TASK TO COMPLETE: Pull every line containing "tier" from the entries.

______

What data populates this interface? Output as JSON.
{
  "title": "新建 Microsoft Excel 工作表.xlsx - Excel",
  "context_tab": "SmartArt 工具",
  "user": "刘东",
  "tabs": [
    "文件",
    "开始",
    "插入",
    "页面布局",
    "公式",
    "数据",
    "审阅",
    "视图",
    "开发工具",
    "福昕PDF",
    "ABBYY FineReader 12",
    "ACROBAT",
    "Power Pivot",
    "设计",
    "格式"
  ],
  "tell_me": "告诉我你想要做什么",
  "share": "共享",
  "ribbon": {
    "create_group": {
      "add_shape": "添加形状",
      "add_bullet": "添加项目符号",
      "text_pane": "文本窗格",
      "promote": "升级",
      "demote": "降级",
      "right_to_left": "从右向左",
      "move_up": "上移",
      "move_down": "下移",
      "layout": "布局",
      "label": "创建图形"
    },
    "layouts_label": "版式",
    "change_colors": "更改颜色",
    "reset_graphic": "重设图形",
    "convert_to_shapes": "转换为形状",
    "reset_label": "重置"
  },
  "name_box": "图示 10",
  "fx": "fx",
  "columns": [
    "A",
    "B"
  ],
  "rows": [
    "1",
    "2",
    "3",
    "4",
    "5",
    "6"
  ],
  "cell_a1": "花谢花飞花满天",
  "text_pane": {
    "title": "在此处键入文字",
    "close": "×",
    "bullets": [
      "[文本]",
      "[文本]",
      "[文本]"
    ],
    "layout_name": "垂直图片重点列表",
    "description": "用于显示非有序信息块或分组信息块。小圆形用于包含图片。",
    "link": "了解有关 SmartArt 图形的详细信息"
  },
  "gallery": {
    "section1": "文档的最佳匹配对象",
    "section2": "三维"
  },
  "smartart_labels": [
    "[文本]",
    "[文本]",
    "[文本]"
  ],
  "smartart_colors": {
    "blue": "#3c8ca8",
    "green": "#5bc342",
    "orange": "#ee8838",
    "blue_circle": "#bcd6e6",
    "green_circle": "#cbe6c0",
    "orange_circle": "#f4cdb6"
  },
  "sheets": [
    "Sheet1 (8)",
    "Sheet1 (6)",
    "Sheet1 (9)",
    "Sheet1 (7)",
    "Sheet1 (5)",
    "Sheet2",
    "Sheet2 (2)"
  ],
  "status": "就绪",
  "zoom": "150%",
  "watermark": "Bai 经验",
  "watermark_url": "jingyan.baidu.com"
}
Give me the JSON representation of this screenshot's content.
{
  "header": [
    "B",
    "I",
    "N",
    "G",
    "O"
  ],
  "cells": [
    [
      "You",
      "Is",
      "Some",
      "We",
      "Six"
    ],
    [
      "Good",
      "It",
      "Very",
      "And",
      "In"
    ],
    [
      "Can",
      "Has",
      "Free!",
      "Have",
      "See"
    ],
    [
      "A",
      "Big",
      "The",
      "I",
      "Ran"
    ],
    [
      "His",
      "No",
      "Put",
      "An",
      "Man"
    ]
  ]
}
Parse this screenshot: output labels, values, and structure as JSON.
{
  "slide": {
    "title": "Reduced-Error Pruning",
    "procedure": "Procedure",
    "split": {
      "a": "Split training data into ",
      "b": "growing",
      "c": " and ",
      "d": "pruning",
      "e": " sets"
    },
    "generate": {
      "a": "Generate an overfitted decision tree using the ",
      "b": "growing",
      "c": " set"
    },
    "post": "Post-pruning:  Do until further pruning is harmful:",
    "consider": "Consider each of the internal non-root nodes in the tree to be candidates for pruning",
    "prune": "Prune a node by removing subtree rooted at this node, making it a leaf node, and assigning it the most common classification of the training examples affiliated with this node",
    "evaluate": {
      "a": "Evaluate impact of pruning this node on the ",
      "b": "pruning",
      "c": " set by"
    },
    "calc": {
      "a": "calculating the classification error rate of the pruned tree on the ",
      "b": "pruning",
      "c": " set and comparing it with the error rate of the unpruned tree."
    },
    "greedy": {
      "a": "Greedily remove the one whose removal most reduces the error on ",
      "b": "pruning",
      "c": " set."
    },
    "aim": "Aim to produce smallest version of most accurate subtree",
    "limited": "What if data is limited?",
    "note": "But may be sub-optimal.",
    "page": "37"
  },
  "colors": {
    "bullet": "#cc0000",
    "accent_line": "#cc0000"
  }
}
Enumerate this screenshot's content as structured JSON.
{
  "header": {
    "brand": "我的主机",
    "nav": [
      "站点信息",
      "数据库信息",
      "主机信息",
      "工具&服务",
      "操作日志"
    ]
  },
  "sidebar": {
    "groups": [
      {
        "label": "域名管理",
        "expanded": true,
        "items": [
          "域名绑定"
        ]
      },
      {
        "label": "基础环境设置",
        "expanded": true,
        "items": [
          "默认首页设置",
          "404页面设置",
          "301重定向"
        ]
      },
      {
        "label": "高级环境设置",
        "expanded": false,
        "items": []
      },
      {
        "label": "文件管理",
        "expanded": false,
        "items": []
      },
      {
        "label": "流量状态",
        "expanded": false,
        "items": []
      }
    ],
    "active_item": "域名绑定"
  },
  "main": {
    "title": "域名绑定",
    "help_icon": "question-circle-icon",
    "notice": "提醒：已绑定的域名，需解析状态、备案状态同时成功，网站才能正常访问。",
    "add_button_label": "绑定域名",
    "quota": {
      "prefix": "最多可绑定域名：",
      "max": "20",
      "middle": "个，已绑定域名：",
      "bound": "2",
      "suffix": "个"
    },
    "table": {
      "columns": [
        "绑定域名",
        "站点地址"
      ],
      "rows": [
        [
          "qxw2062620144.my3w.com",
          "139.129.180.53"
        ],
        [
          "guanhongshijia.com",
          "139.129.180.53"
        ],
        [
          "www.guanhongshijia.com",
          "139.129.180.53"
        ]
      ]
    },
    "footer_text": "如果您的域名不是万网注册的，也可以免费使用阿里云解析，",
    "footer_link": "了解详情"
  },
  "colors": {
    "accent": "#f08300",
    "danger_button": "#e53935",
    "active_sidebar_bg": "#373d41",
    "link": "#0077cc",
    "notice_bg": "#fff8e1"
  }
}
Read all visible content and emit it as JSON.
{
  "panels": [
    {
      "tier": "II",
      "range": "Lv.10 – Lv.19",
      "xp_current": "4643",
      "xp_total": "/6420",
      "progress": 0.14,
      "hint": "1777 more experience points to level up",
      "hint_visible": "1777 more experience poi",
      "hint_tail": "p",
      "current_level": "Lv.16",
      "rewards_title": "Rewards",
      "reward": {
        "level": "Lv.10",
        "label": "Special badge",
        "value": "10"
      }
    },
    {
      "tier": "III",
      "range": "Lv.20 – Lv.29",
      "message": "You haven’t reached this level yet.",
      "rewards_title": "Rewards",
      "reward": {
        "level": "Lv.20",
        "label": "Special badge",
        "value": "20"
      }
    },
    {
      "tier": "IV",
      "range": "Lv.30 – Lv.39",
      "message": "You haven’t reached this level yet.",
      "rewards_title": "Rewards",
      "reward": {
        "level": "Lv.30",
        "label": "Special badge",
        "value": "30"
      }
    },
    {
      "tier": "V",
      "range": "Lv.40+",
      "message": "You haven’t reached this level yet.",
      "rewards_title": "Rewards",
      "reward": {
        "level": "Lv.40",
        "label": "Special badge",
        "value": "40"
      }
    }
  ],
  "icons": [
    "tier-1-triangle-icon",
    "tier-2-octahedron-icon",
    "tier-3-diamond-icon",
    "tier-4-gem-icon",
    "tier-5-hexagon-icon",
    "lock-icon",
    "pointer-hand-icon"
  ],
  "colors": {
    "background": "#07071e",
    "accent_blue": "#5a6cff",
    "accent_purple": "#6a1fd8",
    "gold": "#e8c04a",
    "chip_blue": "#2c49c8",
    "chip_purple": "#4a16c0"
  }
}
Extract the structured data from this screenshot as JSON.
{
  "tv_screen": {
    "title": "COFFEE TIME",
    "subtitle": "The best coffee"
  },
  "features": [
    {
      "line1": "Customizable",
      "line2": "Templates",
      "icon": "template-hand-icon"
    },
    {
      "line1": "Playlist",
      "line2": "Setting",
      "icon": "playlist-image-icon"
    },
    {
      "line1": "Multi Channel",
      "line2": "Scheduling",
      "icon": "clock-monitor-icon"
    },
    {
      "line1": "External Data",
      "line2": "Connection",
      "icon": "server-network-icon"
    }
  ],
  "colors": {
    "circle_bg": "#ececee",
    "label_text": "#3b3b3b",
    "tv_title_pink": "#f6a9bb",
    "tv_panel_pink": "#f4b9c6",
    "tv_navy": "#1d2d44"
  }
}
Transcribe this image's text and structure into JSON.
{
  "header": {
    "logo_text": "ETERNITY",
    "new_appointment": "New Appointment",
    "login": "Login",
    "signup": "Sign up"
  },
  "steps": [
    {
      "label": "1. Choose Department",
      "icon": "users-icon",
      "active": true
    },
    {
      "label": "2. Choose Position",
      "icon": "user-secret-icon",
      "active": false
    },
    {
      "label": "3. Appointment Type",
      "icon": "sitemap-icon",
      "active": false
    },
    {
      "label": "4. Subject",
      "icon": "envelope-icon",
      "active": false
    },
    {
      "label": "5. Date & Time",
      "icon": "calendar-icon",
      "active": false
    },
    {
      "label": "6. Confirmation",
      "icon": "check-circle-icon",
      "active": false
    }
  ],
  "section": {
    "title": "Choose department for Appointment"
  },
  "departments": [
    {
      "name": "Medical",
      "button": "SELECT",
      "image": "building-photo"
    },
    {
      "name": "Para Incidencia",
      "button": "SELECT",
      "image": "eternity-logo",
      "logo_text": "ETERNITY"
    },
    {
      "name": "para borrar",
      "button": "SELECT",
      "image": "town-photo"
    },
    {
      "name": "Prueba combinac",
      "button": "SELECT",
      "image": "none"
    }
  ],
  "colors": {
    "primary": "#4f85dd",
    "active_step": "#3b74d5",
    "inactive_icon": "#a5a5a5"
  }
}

______

SOLUTION:
      "tier": "II",
      "tier": "III",
      "tier": "IV",
      "tier": "V",
    "tier-1-triangle-icon",
    "tier-2-octahedron-icon",
    "tier-3-diamond-icon",
    "tier-4-gem-icon",
    "tier-5-hexagon-icon",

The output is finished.